Recorded data
§

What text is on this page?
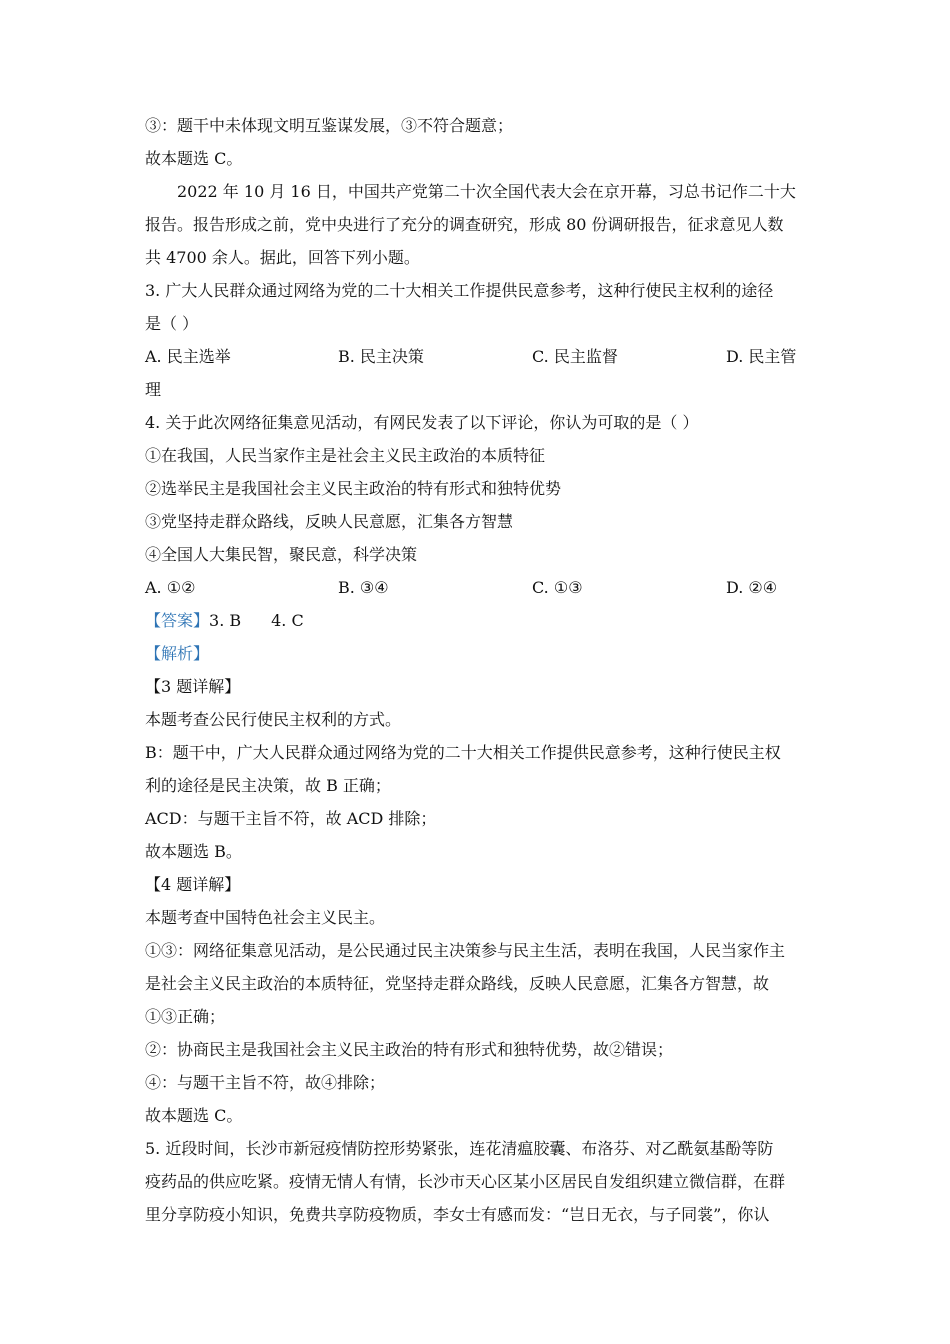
③：题干中未体现文明互鉴谋发展，③不符合题意；
故本题选 C。
2022 年 10 月 16 日，中国共产党第二十次全国代表大会在京开幕，习总书记作二十大
报告。报告形成之前，党中央进行了充分的调查研究，形成 80 份调研报告，征求意见人数
共 4700 余人。据此，回答下列小题。
3. 广大人民群众通过网络为党的二十大相关工作提供民意参考，这种行使民主权利的途径
是（ ）
A. 民主选举	B. 民主决策	C. 民主监督	D. 民主管
理
4. 关于此次网络征集意见活动，有网民发表了以下评论，你认为可取的是（ ）
①在我国，人民当家作主是社会主义民主政治的本质特征
②选举民主是我国社会主义民主政治的特有形式和独特优势
③党坚持走群众路线，反映人民意愿，汇集各方智慧
④全国人大集民智，聚民意，科学决策
A. ①②	B. ③④	C. ①③	D. ②④
【答案】3. B 4. C
【解析】
【3 题详解】
本题考查公民行使民主权利的方式。
B：题干中，广大人民群众通过网络为党的二十大相关工作提供民意参考，这种行使民主权
利的途径是民主决策，故 B 正确；
ACD：与题干主旨不符，故 ACD 排除；
故本题选 B。
【4 题详解】
本题考查中国特色社会主义民主。
①③：网络征集意见活动，是公民通过民主决策参与民主生活，表明在我国，人民当家作主
是社会主义民主政治的本质特征，党坚持走群众路线，反映人民意愿，汇集各方智慧，故
①③正确；
②：协商民主是我国社会主义民主政治的特有形式和独特优势，故②错误；
④：与题干主旨不符，故④排除；
故本题选 C。
5. 近段时间，长沙市新冠疫情防控形势紧张，连花清瘟胶囊、布洛芬、对乙酰氨基酚等防
疫药品的供应吃紧。疫情无情人有情，长沙市天心区某小区居民自发组织建立微信群，在群
里分享防疫小知识，免费共享防疫物质，李女士有感而发：“岂日无衣，与子同裳”，你认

§

#### [OBJECTIVE]
Look through the entries and find each line that has the string "广大人民群众通过网络为党的二十大相关工作提供民意参考". Copy those lines.

#### [CORRECT RESPONSE]
3. 广大人民群众通过网络为党的二十大相关工作提供民意参考，这种行使民主权利的途径
B：题干中，广大人民群众通过网络为党的二十大相关工作提供民意参考，这种行使民主权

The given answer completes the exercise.